● **TASK STATEMENT**: Copy every entry word for word. Skip the pictures.

● **EXERCISE INPUT**:

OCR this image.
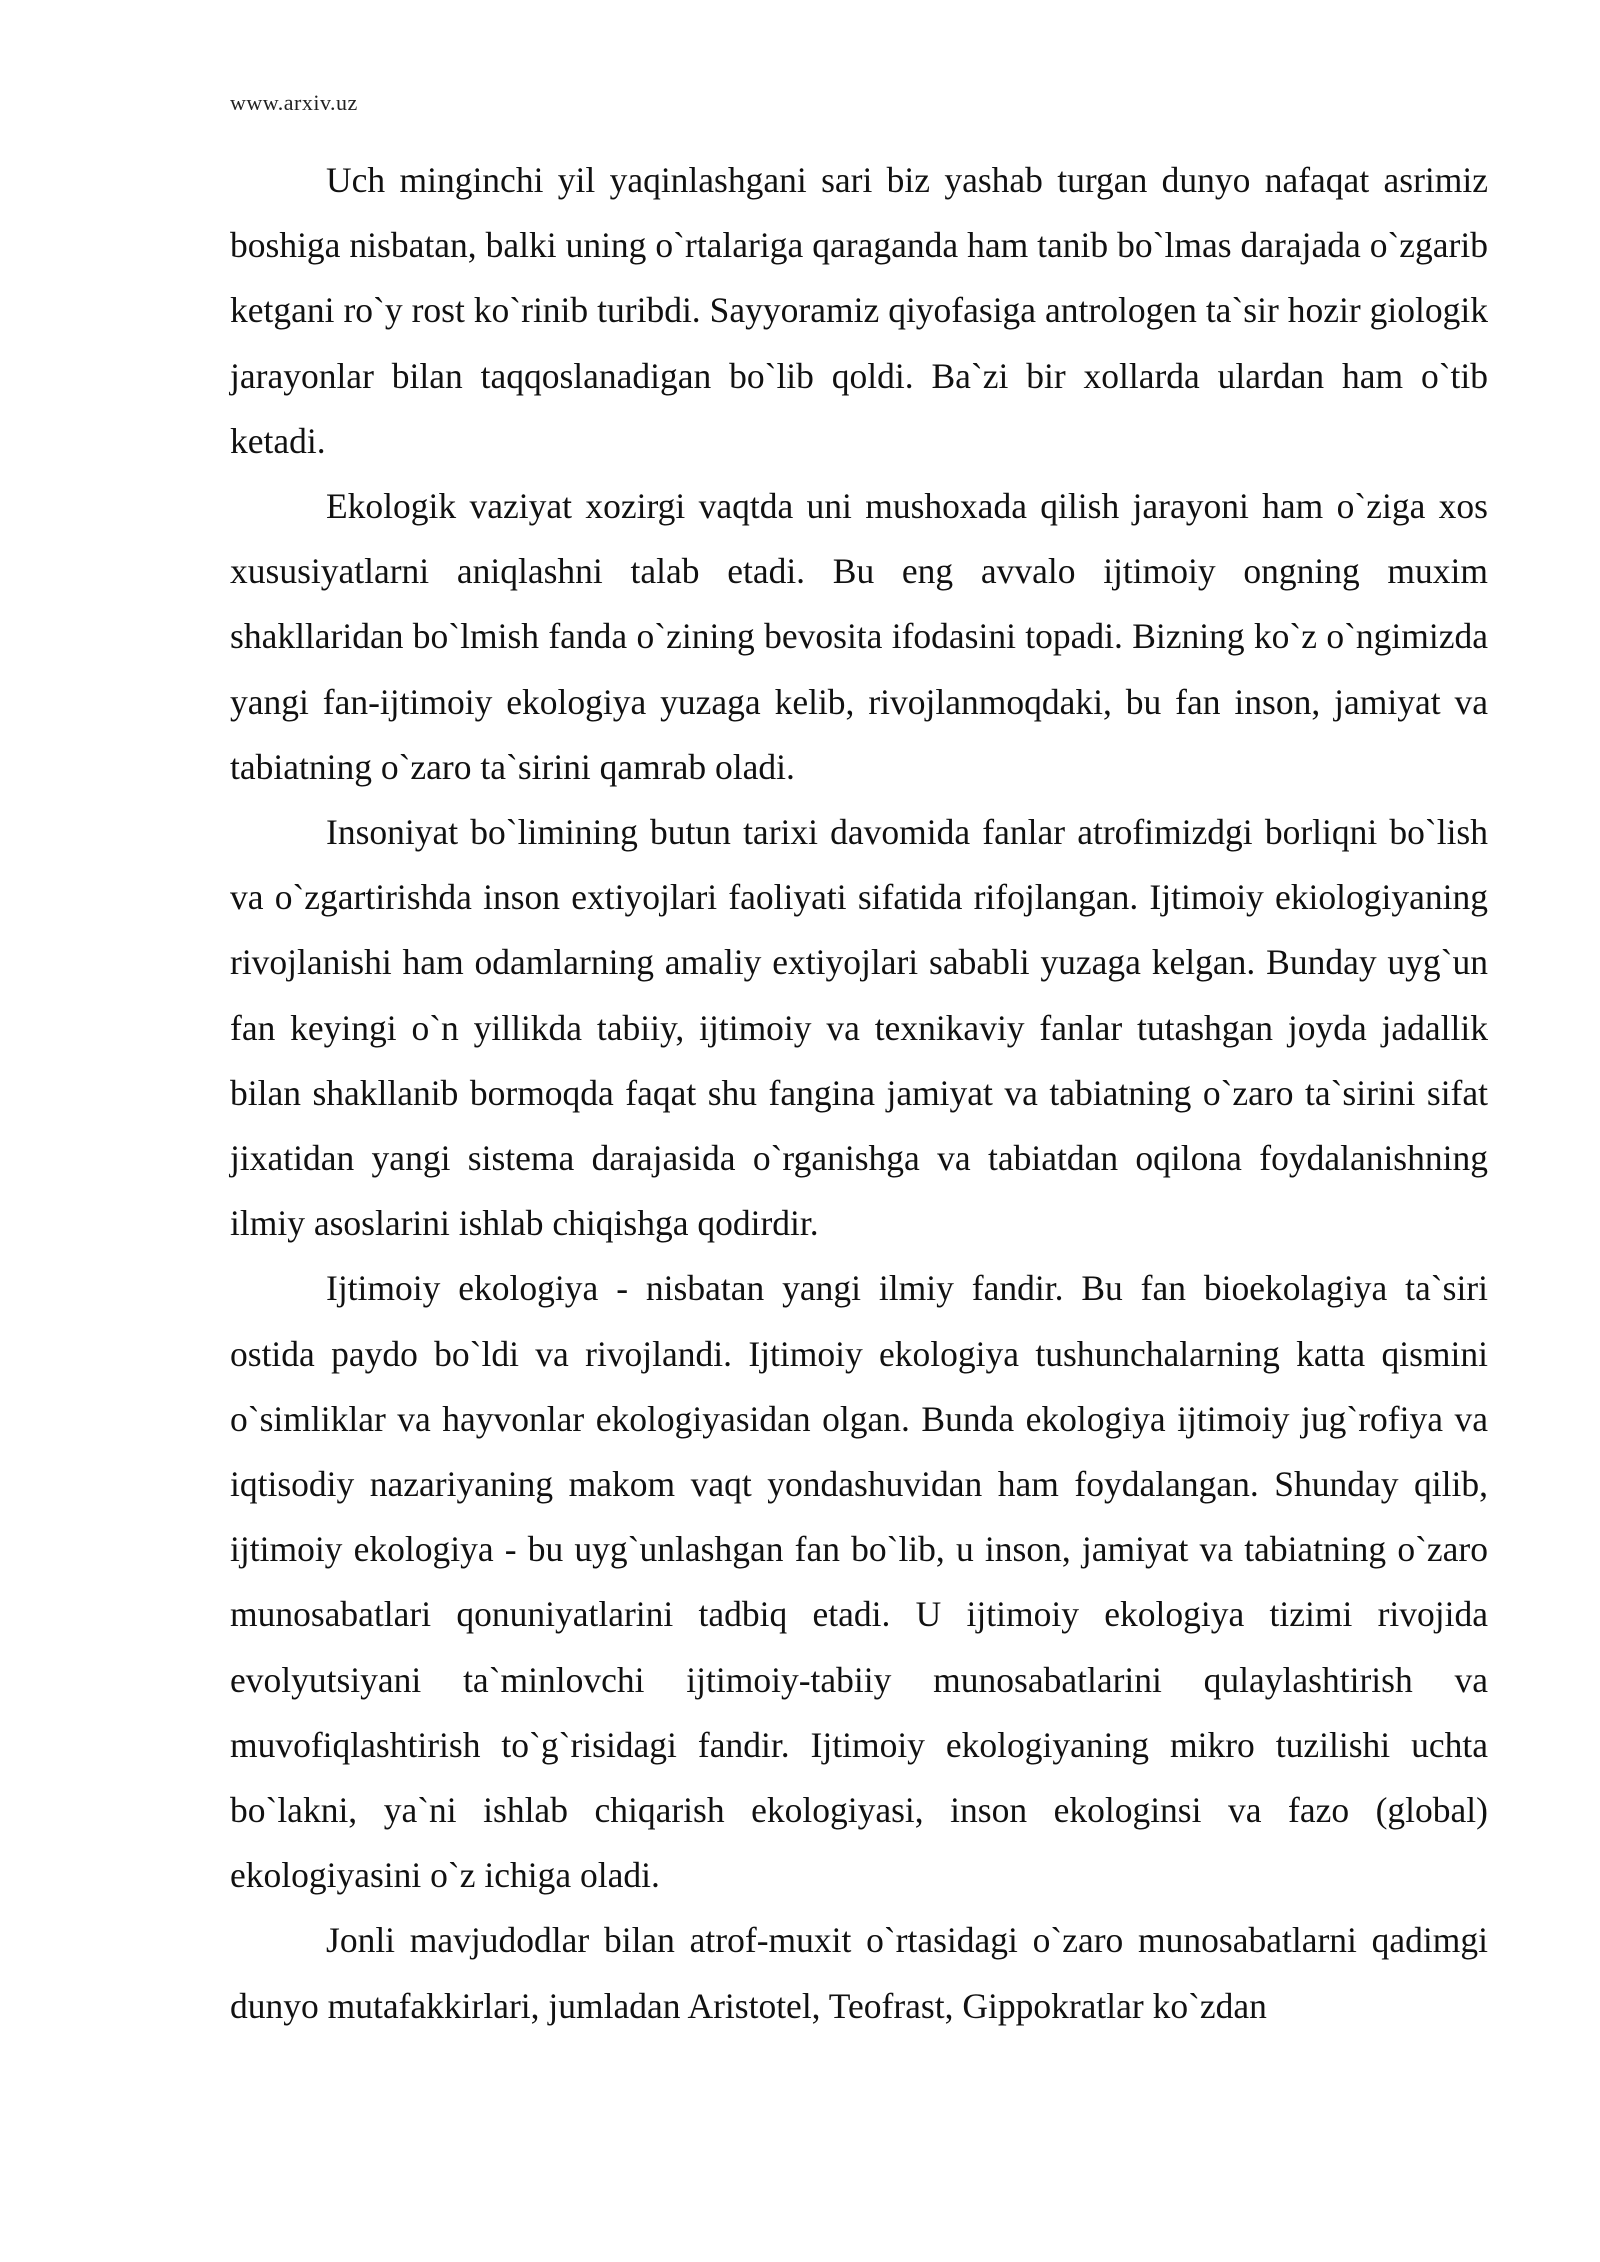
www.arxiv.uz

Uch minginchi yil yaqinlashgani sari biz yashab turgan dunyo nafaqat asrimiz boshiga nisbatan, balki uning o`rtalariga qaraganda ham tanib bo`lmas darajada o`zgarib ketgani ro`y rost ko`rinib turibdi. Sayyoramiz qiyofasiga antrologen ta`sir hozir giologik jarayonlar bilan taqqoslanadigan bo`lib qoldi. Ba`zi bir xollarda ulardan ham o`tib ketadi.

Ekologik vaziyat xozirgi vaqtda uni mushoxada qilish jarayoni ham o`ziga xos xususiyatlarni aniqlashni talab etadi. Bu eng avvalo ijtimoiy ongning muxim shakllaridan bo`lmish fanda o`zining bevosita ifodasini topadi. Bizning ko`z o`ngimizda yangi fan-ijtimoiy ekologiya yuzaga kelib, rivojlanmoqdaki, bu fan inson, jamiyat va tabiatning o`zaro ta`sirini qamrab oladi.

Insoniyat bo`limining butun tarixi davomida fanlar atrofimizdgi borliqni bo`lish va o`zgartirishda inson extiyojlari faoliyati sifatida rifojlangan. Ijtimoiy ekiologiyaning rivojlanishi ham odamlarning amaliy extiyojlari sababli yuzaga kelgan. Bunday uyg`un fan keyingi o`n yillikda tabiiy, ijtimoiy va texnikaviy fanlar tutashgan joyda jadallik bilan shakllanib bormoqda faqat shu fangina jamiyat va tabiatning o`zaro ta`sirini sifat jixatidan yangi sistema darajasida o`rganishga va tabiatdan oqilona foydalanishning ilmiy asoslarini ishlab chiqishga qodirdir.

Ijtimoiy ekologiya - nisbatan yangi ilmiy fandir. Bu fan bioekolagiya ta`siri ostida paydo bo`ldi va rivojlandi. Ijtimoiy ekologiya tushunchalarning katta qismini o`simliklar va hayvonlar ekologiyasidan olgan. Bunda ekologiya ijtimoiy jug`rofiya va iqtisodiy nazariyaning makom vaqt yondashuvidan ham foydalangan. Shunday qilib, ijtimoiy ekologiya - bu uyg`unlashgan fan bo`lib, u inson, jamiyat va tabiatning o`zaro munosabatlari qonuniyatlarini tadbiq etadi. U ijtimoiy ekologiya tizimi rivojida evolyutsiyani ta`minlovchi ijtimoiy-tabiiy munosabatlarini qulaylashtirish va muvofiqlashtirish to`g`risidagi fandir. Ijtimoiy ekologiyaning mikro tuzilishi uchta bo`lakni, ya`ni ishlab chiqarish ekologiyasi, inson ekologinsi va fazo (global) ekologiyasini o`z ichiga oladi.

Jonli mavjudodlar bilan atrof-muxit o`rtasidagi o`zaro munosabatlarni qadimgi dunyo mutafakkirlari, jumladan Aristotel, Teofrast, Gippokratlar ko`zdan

● **ANSWER BELOW**:
OCR this image.
www.arxiv.uz

Uch minginchi yil yaqinlashgani sari biz yashab turgan dunyo nafaqat asrimiz boshiga nisbatan, balki uning o`rtalariga qaraganda ham tanib bo`lmas darajada o`zgarib ketgani ro`y rost ko`rinib turibdi. Sayyoramiz qiyofasiga antrologen ta`sir hozir giologik jarayonlar bilan taqqoslanadigan bo`lib qoldi. Ba`zi bir xollarda ulardan ham o`tib ketadi.

Ekologik vaziyat xozirgi vaqtda uni mushoxada qilish jarayoni ham o`ziga xos xususiyatlarni aniqlashni talab etadi. Bu eng avvalo ijtimoiy ongning muxim shakllaridan bo`lmish fanda o`zining bevosita ifodasini topadi. Bizning ko`z o`ngimizda yangi fan-ijtimoiy ekologiya yuzaga kelib, rivojlanmoqdaki, bu fan inson, jamiyat va tabiatning o`zaro ta`sirini qamrab oladi.

Insoniyat bo`limining butun tarixi davomida fanlar atrofimizdgi borliqni bo`lish va o`zgartirishda inson extiyojlari faoliyati sifatida rifojlangan. Ijtimoiy ekiologiyaning rivojlanishi ham odamlarning amaliy extiyojlari sababli yuzaga kelgan. Bunday uyg`un fan keyingi o`n yillikda tabiiy, ijtimoiy va texnikaviy fanlar tutashgan joyda jadallik bilan shakllanib bormoqda faqat shu fangina jamiyat va tabiatning o`zaro ta`sirini sifat jixatidan yangi sistema darajasida o`rganishga va tabiatdan oqilona foydalanishning ilmiy asoslarini ishlab chiqishga qodirdir.

Ijtimoiy ekologiya - nisbatan yangi ilmiy fandir. Bu fan bioekolagiya ta`siri ostida paydo bo`ldi va rivojlandi. Ijtimoiy ekologiya tushunchalarning katta qismini o`simliklar va hayvonlar ekologiyasidan olgan. Bunda ekologiya ijtimoiy jug`rofiya va iqtisodiy nazariyaning makom vaqt yondashuvidan ham foydalangan. Shunday qilib, ijtimoiy ekologiya - bu uyg`unlashgan fan bo`lib, u inson, jamiyat va tabiatning o`zaro munosabatlari qonuniyatlarini tadbiq etadi. U ijtimoiy ekologiya tizimi rivojida evolyutsiyani ta`minlovchi ijtimoiy-tabiiy munosabatlarini qulaylashtirish va muvofiqlashtirish to`g`risidagi fandir. Ijtimoiy ekologiyaning mikro tuzilishi uchta bo`lakni, ya`ni ishlab chiqarish ekologiyasi, inson ekologinsi va fazo (global) ekologiyasini o`z ichiga oladi.

Jonli mavjudodlar bilan atrof-muxit o`rtasidagi o`zaro munosabatlarni qadimgi dunyo mutafakkirlari, jumladan Aristotel, Teofrast, Gippokratlar ko`zdan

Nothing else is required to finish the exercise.